INSTRUCTION
Look through the data below. Pick out the lines holding the string "Component".

GIVEN INFORMATION
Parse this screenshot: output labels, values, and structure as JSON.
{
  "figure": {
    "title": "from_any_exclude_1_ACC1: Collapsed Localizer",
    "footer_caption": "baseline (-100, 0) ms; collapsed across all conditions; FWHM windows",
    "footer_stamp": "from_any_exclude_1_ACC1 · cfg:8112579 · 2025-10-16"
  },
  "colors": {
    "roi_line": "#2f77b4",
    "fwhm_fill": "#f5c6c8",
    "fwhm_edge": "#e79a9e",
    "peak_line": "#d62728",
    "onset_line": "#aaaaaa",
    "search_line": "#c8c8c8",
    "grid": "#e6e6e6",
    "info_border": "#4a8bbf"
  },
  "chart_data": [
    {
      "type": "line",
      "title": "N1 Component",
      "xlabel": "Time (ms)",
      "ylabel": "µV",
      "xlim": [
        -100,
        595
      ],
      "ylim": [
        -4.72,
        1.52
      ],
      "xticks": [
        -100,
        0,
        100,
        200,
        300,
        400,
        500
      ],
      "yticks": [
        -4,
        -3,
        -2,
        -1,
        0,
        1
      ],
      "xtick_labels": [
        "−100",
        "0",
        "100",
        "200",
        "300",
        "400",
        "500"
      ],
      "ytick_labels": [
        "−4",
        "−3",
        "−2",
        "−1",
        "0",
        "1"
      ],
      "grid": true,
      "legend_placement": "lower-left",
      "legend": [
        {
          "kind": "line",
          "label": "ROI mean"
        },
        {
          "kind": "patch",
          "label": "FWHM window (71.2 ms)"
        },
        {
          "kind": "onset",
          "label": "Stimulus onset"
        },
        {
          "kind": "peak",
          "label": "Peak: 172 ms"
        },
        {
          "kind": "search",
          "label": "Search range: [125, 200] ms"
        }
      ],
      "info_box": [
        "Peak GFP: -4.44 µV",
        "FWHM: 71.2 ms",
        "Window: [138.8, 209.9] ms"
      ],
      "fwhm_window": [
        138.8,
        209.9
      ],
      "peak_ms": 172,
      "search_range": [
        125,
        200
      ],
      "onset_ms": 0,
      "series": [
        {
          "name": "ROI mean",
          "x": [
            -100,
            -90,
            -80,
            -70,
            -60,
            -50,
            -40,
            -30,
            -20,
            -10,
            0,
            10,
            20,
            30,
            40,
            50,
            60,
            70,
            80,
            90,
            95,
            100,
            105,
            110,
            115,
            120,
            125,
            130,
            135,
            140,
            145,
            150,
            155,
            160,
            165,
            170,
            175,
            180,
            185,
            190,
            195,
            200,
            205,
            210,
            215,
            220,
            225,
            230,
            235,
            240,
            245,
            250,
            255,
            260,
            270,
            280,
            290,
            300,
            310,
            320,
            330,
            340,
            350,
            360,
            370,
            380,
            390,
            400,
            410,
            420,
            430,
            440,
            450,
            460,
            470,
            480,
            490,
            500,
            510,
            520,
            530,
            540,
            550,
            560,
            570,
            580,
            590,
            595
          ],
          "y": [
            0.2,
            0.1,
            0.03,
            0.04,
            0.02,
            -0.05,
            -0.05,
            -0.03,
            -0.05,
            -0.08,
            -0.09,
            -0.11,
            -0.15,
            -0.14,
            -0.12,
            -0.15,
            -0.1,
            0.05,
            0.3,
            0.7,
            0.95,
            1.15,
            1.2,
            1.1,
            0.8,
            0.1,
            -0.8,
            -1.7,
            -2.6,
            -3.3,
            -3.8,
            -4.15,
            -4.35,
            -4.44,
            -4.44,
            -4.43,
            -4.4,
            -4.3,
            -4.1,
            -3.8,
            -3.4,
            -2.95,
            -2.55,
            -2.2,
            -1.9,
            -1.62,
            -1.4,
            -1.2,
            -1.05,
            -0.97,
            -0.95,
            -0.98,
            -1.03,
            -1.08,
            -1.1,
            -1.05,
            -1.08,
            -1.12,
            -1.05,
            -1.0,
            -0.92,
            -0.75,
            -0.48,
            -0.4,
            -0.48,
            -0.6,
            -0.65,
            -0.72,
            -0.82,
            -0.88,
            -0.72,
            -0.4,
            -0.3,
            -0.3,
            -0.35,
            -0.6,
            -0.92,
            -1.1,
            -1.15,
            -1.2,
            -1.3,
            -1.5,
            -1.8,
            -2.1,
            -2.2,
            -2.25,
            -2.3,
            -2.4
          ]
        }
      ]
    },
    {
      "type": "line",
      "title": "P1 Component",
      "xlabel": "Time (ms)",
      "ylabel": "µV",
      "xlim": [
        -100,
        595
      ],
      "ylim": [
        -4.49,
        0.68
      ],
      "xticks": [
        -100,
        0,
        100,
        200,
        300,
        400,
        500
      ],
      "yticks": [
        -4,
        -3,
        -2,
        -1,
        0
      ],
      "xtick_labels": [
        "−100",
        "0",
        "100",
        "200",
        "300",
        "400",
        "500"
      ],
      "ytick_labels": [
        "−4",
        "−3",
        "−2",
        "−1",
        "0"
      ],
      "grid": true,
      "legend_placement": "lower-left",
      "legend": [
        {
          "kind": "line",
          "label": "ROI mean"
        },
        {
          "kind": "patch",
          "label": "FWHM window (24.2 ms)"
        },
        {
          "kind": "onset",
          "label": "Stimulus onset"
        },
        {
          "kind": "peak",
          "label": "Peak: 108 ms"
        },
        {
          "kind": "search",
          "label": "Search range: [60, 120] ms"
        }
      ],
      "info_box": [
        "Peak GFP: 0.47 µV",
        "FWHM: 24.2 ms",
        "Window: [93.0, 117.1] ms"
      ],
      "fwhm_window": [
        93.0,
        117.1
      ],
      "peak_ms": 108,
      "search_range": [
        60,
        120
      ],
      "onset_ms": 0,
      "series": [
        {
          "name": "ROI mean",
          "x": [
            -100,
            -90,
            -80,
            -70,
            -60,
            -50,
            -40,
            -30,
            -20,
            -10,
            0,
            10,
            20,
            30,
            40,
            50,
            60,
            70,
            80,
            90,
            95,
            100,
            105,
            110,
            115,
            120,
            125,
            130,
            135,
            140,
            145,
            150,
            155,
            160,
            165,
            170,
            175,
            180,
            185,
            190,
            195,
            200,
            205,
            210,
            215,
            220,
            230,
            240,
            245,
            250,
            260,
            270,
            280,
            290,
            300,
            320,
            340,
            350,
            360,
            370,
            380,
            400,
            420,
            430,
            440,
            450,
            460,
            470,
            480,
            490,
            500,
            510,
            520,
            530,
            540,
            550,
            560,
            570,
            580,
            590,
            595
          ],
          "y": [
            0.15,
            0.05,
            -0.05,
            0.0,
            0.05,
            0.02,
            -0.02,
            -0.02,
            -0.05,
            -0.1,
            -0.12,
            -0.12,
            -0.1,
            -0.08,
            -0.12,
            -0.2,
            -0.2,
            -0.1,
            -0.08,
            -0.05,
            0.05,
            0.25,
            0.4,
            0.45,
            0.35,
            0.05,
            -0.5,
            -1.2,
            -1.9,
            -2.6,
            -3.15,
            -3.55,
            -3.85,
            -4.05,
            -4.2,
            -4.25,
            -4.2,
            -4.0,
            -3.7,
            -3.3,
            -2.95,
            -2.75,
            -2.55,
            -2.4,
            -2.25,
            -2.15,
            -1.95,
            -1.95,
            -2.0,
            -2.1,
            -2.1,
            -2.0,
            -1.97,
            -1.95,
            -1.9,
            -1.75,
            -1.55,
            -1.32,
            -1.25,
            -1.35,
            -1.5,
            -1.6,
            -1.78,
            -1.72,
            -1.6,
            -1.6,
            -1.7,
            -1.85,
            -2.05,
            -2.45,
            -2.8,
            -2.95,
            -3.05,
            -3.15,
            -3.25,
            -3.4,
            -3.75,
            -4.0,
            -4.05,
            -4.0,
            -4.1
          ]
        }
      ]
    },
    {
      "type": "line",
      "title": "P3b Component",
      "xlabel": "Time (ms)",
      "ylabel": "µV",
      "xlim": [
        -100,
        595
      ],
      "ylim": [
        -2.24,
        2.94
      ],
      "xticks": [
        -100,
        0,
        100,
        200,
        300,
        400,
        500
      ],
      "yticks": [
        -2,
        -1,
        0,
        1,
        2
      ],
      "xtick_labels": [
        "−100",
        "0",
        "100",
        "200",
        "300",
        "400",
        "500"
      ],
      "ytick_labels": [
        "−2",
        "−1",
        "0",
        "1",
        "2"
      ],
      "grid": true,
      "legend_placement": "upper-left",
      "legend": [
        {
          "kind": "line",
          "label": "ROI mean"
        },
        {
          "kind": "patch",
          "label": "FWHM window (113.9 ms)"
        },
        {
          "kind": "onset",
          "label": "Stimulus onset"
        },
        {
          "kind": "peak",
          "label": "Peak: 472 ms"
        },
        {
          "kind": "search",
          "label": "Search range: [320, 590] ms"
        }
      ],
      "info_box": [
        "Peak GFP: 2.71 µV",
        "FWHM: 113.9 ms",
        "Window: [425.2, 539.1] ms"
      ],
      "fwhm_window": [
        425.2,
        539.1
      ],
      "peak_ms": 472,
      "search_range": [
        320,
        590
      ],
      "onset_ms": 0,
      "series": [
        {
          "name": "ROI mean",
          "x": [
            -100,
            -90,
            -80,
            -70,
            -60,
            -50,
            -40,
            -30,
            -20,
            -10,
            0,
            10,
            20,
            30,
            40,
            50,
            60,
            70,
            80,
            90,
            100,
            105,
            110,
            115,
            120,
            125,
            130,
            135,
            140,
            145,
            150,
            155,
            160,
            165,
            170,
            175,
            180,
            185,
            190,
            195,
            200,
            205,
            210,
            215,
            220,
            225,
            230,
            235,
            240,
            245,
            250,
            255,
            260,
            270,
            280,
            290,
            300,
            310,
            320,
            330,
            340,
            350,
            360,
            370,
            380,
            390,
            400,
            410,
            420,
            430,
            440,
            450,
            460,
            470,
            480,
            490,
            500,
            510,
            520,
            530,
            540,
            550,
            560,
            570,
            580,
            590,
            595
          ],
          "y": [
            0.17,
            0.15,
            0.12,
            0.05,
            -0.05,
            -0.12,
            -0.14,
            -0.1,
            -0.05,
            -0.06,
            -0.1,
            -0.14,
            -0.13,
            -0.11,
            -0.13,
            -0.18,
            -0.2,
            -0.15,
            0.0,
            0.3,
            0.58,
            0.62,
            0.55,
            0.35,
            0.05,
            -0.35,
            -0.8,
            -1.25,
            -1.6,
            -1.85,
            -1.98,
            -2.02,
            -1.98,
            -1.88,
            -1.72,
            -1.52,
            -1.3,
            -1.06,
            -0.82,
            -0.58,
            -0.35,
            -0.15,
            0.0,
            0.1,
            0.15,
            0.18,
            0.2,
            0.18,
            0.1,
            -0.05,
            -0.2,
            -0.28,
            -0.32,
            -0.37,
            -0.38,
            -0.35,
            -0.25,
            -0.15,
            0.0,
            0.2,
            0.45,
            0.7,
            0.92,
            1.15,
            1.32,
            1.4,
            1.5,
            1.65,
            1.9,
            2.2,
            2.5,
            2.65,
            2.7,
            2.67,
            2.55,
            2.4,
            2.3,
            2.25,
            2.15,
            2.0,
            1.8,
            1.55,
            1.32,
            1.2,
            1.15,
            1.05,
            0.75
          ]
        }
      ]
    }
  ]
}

WRITTEN ANSWER
      "title": "N1 Component",
      "title": "P1 Component",
      "title": "P3b Component",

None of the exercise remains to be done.